[Stored data start]

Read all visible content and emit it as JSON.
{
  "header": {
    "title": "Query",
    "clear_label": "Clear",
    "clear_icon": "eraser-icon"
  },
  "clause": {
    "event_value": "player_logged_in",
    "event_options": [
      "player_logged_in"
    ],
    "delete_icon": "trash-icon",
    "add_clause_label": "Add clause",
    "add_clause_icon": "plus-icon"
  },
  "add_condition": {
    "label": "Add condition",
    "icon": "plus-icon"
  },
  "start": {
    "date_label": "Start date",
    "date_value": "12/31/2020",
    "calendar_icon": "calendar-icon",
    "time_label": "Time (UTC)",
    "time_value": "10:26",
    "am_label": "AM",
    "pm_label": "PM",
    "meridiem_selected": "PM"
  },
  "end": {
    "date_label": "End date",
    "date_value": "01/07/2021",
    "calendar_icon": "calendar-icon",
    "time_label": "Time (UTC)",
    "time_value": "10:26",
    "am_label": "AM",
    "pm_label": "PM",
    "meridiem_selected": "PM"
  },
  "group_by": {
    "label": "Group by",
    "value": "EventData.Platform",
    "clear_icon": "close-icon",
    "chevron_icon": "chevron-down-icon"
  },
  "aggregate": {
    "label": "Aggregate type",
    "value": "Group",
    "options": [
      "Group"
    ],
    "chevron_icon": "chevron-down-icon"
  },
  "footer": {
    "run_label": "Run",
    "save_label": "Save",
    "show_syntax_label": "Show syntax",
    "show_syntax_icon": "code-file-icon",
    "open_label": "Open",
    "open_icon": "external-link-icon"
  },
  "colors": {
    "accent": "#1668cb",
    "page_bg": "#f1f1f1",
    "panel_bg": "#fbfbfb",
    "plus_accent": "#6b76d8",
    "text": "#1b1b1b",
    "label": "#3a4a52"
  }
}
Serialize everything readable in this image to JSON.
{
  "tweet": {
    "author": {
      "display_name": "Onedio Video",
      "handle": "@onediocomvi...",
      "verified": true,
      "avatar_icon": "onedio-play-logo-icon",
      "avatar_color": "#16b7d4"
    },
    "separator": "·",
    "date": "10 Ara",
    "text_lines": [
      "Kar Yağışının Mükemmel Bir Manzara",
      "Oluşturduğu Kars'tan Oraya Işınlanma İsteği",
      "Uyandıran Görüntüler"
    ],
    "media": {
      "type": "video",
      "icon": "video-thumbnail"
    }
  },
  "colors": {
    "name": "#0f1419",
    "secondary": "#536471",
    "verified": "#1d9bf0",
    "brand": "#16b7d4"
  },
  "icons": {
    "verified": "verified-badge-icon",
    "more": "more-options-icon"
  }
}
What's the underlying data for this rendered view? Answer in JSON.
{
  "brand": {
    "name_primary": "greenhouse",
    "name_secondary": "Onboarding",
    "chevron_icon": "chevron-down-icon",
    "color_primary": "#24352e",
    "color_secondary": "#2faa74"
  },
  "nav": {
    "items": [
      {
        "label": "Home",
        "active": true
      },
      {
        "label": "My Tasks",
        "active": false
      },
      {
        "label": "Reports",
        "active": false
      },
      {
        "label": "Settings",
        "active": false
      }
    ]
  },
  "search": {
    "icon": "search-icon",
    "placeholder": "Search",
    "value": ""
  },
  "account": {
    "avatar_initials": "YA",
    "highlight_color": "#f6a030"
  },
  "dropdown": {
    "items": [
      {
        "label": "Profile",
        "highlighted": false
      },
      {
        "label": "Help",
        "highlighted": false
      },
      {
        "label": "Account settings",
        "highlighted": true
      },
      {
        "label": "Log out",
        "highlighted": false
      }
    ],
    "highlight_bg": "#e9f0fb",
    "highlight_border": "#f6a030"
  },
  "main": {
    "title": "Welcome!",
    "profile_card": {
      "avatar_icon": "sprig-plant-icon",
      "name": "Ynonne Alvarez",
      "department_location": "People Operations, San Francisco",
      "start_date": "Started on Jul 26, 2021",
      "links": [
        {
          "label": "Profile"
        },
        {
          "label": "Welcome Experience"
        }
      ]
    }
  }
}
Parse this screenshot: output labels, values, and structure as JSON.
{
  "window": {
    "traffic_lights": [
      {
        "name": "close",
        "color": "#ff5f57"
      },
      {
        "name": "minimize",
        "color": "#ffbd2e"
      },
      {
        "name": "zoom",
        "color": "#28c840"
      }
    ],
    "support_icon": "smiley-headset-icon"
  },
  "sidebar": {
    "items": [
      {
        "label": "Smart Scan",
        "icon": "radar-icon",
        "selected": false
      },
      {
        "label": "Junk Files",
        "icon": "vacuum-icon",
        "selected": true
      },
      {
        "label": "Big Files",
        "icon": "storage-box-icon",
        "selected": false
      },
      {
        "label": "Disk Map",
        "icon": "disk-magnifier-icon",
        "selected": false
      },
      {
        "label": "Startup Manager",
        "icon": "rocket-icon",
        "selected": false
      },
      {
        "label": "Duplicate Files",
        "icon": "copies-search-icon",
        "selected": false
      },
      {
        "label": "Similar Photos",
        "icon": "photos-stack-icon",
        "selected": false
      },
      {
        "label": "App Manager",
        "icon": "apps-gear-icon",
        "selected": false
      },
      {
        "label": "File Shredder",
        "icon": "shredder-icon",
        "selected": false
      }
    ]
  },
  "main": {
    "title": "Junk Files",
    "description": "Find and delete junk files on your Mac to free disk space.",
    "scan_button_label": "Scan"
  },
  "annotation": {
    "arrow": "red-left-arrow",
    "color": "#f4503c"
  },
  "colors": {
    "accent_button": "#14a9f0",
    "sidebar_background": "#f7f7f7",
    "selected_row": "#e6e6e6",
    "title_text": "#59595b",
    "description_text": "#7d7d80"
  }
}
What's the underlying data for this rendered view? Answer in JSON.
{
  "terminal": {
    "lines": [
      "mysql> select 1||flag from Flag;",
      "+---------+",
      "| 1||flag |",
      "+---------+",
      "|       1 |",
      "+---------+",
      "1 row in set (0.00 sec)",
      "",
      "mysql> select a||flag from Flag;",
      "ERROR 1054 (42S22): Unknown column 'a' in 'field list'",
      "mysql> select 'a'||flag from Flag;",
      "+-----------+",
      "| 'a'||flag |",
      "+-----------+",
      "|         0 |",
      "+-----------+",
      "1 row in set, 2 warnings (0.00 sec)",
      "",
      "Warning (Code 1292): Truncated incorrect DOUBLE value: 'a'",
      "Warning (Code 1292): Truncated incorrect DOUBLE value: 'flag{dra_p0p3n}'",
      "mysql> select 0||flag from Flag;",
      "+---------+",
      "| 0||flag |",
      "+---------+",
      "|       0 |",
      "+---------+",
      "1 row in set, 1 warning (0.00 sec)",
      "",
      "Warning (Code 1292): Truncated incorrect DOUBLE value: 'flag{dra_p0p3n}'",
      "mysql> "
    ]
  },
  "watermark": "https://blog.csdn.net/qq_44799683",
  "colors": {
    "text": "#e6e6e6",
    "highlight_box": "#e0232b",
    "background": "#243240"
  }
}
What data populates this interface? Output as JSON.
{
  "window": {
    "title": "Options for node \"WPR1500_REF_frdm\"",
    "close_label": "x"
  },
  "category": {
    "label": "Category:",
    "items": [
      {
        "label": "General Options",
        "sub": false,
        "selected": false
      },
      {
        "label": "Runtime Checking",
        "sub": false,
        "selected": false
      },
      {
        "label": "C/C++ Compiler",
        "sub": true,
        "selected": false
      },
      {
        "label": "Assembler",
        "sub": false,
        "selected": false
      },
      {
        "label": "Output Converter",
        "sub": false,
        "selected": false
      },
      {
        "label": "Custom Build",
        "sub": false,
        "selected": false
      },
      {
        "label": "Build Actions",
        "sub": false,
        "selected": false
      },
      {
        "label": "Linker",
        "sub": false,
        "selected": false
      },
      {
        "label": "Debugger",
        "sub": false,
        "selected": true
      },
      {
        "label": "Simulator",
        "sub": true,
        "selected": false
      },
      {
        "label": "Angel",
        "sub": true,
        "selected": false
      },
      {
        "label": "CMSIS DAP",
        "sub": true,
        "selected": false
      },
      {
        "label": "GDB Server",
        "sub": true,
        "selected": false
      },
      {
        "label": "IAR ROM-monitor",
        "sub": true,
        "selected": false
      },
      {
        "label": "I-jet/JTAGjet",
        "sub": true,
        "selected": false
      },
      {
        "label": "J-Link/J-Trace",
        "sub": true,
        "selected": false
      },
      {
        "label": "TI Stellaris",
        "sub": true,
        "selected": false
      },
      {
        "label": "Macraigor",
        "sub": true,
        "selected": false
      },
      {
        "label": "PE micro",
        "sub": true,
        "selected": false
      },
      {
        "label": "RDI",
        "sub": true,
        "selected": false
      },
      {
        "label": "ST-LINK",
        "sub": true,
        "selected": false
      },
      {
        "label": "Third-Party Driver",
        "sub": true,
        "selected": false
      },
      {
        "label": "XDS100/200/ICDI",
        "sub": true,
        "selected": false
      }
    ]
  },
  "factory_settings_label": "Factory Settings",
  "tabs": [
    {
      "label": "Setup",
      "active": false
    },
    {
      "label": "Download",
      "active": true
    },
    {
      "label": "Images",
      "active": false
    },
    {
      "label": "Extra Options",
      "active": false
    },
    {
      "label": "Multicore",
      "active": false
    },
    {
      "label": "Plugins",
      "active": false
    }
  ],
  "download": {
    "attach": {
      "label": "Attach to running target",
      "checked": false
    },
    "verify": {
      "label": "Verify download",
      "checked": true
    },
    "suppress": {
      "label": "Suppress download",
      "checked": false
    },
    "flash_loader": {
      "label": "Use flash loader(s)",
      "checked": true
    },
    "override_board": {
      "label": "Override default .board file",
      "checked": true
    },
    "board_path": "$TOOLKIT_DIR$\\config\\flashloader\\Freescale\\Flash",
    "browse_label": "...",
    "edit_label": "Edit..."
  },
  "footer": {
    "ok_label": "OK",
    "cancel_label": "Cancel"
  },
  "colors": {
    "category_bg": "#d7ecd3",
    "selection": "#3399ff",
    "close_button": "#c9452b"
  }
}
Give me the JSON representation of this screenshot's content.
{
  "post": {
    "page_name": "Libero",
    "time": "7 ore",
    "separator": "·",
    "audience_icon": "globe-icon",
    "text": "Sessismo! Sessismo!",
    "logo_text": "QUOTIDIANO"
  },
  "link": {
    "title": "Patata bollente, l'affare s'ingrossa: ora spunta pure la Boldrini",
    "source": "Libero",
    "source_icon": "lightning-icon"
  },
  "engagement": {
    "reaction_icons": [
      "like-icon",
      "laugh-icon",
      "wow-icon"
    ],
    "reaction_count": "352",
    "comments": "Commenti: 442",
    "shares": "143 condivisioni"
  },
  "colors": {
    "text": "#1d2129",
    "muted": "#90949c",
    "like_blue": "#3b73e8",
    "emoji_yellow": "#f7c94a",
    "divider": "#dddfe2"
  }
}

[Stored data end]

- [Instruction] Reproduce exactly the line that holds "Give me the", then every line after it, ending with the final line of the records above.

- [Solution to this problem]
Give me the JSON representation of this screenshot's content.
{
  "post": {
    "page_name": "Libero",
    "time": "7 ore",
    "separator": "·",
    "audience_icon": "globe-icon",
    "text": "Sessismo! Sessismo!",
    "logo_text": "QUOTIDIANO"
  },
  "link": {
    "title": "Patata bollente, l'affare s'ingrossa: ora spunta pure la Boldrini",
    "source": "Libero",
    "source_icon": "lightning-icon"
  },
  "engagement": {
    "reaction_icons": [
      "like-icon",
      "laugh-icon",
      "wow-icon"
    ],
    "reaction_count": "352",
    "comments": "Commenti: 442",
    "shares": "143 condivisioni"
  },
  "colors": {
    "text": "#1d2129",
    "muted": "#90949c",
    "like_blue": "#3b73e8",
    "emoji_yellow": "#f7c94a",
    "divider": "#dddfe2"
  }
}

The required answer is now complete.